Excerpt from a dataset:
=-=-=

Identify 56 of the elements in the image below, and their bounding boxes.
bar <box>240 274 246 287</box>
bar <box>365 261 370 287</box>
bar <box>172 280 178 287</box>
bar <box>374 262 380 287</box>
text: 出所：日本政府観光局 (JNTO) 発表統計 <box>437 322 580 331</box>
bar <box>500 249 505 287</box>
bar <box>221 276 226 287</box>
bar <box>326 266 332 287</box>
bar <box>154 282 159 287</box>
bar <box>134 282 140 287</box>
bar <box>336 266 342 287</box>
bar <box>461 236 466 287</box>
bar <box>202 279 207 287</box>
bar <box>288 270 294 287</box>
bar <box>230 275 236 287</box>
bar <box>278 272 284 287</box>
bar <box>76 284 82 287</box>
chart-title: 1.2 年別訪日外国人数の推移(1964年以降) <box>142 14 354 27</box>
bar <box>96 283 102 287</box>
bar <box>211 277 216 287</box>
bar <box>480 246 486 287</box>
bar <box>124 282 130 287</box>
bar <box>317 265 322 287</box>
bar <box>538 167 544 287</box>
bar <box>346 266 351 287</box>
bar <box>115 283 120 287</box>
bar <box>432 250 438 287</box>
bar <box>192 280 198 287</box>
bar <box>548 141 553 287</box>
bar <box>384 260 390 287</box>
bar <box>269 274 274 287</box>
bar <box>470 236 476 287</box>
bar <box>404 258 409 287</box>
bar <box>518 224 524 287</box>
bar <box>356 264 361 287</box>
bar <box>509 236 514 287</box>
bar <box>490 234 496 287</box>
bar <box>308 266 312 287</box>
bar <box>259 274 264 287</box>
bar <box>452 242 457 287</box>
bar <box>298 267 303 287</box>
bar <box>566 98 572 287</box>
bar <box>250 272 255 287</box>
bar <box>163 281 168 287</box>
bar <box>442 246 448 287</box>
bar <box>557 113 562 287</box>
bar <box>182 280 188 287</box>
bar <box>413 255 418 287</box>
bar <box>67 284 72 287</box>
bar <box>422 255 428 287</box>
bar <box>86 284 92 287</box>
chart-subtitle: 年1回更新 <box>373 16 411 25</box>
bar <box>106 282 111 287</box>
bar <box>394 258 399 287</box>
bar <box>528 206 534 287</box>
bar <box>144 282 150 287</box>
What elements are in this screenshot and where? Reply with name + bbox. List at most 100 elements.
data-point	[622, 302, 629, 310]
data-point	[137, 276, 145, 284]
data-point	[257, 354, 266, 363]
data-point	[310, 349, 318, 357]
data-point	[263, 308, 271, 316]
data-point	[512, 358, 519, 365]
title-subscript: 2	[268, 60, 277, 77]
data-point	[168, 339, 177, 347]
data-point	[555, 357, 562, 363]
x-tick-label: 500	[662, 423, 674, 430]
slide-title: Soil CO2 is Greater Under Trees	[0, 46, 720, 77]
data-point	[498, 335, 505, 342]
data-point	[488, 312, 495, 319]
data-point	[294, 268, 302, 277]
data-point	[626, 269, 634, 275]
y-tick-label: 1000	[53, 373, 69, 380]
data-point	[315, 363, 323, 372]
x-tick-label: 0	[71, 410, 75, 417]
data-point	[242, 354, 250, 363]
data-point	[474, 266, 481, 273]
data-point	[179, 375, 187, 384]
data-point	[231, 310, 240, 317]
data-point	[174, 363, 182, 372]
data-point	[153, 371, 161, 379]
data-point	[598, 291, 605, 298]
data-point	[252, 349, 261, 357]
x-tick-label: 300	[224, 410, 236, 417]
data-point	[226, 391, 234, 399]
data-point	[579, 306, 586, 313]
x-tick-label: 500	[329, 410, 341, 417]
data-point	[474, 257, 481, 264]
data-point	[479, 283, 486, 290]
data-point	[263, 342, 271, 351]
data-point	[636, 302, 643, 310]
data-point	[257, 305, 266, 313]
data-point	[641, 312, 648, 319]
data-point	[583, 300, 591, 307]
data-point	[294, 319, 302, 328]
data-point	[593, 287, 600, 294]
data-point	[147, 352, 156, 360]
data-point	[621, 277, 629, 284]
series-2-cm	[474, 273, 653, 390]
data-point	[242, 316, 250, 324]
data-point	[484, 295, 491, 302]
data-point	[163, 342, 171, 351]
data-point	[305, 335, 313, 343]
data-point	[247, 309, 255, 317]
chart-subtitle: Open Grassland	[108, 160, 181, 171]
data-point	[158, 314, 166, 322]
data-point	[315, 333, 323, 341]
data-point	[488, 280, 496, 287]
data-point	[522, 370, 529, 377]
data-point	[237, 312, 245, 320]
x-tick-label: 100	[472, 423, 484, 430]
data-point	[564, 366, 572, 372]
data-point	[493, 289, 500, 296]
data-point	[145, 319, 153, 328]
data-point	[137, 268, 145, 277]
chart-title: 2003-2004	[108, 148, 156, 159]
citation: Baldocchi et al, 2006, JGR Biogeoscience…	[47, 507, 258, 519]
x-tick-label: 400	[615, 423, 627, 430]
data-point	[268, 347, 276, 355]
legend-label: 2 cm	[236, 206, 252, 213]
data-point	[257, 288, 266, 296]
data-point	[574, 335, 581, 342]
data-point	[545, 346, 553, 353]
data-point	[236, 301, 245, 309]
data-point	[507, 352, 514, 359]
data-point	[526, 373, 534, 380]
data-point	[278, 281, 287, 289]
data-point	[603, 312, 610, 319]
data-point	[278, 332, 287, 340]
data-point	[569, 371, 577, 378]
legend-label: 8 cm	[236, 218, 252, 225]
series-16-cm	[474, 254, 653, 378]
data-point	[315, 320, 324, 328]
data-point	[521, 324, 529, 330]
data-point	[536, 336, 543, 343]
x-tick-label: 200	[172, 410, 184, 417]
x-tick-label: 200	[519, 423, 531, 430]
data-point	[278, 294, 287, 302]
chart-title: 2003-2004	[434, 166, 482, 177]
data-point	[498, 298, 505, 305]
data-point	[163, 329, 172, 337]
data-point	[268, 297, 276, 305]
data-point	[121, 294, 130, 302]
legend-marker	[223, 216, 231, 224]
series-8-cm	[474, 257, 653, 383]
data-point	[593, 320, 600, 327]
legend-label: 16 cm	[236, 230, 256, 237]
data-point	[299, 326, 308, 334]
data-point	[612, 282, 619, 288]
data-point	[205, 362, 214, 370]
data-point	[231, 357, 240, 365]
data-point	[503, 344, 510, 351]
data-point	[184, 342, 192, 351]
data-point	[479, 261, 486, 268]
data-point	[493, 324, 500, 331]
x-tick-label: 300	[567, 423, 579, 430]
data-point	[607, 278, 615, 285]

=-=-=

Copy out all the entries, changing each "data-point" to "dot" and keeping everything else unchanged.

Identify 56 of the elements in the image below, and their bounding boxes.
bar <box>240 274 246 287</box>
bar <box>365 261 370 287</box>
bar <box>172 280 178 287</box>
bar <box>374 262 380 287</box>
text: 出所：日本政府観光局 (JNTO) 発表統計 <box>437 322 580 331</box>
bar <box>500 249 505 287</box>
bar <box>221 276 226 287</box>
bar <box>326 266 332 287</box>
bar <box>154 282 159 287</box>
bar <box>134 282 140 287</box>
bar <box>336 266 342 287</box>
bar <box>461 236 466 287</box>
bar <box>202 279 207 287</box>
bar <box>288 270 294 287</box>
bar <box>230 275 236 287</box>
bar <box>278 272 284 287</box>
bar <box>76 284 82 287</box>
chart-title: 1.2 年別訪日外国人数の推移(1964年以降) <box>142 14 354 27</box>
bar <box>96 283 102 287</box>
bar <box>211 277 216 287</box>
bar <box>480 246 486 287</box>
bar <box>124 282 130 287</box>
bar <box>317 265 322 287</box>
bar <box>538 167 544 287</box>
bar <box>346 266 351 287</box>
bar <box>115 283 120 287</box>
bar <box>432 250 438 287</box>
bar <box>192 280 198 287</box>
bar <box>548 141 553 287</box>
bar <box>384 260 390 287</box>
bar <box>269 274 274 287</box>
bar <box>470 236 476 287</box>
bar <box>404 258 409 287</box>
bar <box>518 224 524 287</box>
bar <box>356 264 361 287</box>
bar <box>509 236 514 287</box>
bar <box>490 234 496 287</box>
bar <box>308 266 312 287</box>
bar <box>259 274 264 287</box>
bar <box>452 242 457 287</box>
bar <box>298 267 303 287</box>
bar <box>566 98 572 287</box>
bar <box>250 272 255 287</box>
bar <box>163 281 168 287</box>
bar <box>442 246 448 287</box>
bar <box>557 113 562 287</box>
bar <box>182 280 188 287</box>
bar <box>413 255 418 287</box>
bar <box>67 284 72 287</box>
bar <box>422 255 428 287</box>
bar <box>86 284 92 287</box>
chart-subtitle: 年1回更新 <box>373 16 411 25</box>
bar <box>106 282 111 287</box>
bar <box>394 258 399 287</box>
bar <box>528 206 534 287</box>
bar <box>144 282 150 287</box>
What elements are in this screenshot and where? Reply with name + bbox. List at most 100 elements.
dot	[622, 302, 629, 310]
dot	[137, 276, 145, 284]
dot	[257, 354, 266, 363]
dot	[310, 349, 318, 357]
dot	[263, 308, 271, 316]
dot	[512, 358, 519, 365]
title-subscript: 2	[268, 60, 277, 77]
dot	[168, 339, 177, 347]
dot	[555, 357, 562, 363]
x-tick-label: 500	[662, 423, 674, 430]
slide-title: Soil CO2 is Greater Under Trees	[0, 46, 720, 77]
dot	[498, 335, 505, 342]
dot	[488, 312, 495, 319]
dot	[294, 268, 302, 277]
dot	[626, 269, 634, 275]
y-tick-label: 1000	[53, 373, 69, 380]
dot	[315, 363, 323, 372]
x-tick-label: 0	[71, 410, 75, 417]
dot	[242, 354, 250, 363]
dot	[474, 266, 481, 273]
dot	[179, 375, 187, 384]
dot	[231, 310, 240, 317]
dot	[174, 363, 182, 372]
dot	[153, 371, 161, 379]
dot	[598, 291, 605, 298]
dot	[252, 349, 261, 357]
x-tick-label: 300	[224, 410, 236, 417]
dot	[226, 391, 234, 399]
dot	[579, 306, 586, 313]
x-tick-label: 500	[329, 410, 341, 417]
dot	[474, 257, 481, 264]
dot	[479, 283, 486, 290]
dot	[263, 342, 271, 351]
dot	[636, 302, 643, 310]
dot	[257, 305, 266, 313]
dot	[641, 312, 648, 319]
dot	[583, 300, 591, 307]
dot	[294, 319, 302, 328]
dot	[593, 287, 600, 294]
dot	[147, 352, 156, 360]
dot	[621, 277, 629, 284]
series-2-cm	[474, 273, 653, 390]
dot	[242, 316, 250, 324]
dot	[484, 295, 491, 302]
dot	[163, 342, 171, 351]
dot	[305, 335, 313, 343]
dot	[247, 309, 255, 317]
chart-subtitle: Open Grassland	[108, 160, 181, 171]
dot	[158, 314, 166, 322]
dot	[315, 333, 323, 341]
dot	[488, 280, 496, 287]
dot	[522, 370, 529, 377]
dot	[237, 312, 245, 320]
x-tick-label: 100	[472, 423, 484, 430]
dot	[564, 366, 572, 372]
dot	[493, 289, 500, 296]
dot	[145, 319, 153, 328]
dot	[137, 268, 145, 277]
chart-title: 2003-2004	[108, 148, 156, 159]
citation: Baldocchi et al, 2006, JGR Biogeoscience…	[47, 507, 258, 519]
x-tick-label: 400	[615, 423, 627, 430]
dot	[268, 347, 276, 355]
legend-label: 2 cm	[236, 206, 252, 213]
dot	[257, 288, 266, 296]
dot	[574, 335, 581, 342]
dot	[545, 346, 553, 353]
dot	[236, 301, 245, 309]
dot	[507, 352, 514, 359]
dot	[526, 373, 534, 380]
dot	[278, 281, 287, 289]
dot	[603, 312, 610, 319]
dot	[278, 332, 287, 340]
dot	[569, 371, 577, 378]
legend-label: 8 cm	[236, 218, 252, 225]
series-16-cm	[474, 254, 653, 378]
dot	[315, 320, 324, 328]
dot	[521, 324, 529, 330]
dot	[536, 336, 543, 343]
x-tick-label: 200	[172, 410, 184, 417]
x-tick-label: 200	[519, 423, 531, 430]
dot	[278, 294, 287, 302]
chart-title: 2003-2004	[434, 166, 482, 177]
dot	[498, 298, 505, 305]
dot	[163, 329, 172, 337]
dot	[268, 297, 276, 305]
dot	[121, 294, 130, 302]
legend-marker	[223, 216, 231, 224]
series-8-cm	[474, 257, 653, 383]
dot	[593, 320, 600, 327]
legend-label: 16 cm	[236, 230, 256, 237]
dot	[299, 326, 308, 334]
dot	[612, 282, 619, 288]
dot	[205, 362, 214, 370]
dot	[231, 357, 240, 365]
dot	[503, 344, 510, 351]
dot	[184, 342, 192, 351]
dot	[479, 261, 486, 268]
dot	[493, 324, 500, 331]
x-tick-label: 300	[567, 423, 579, 430]
dot	[607, 278, 615, 285]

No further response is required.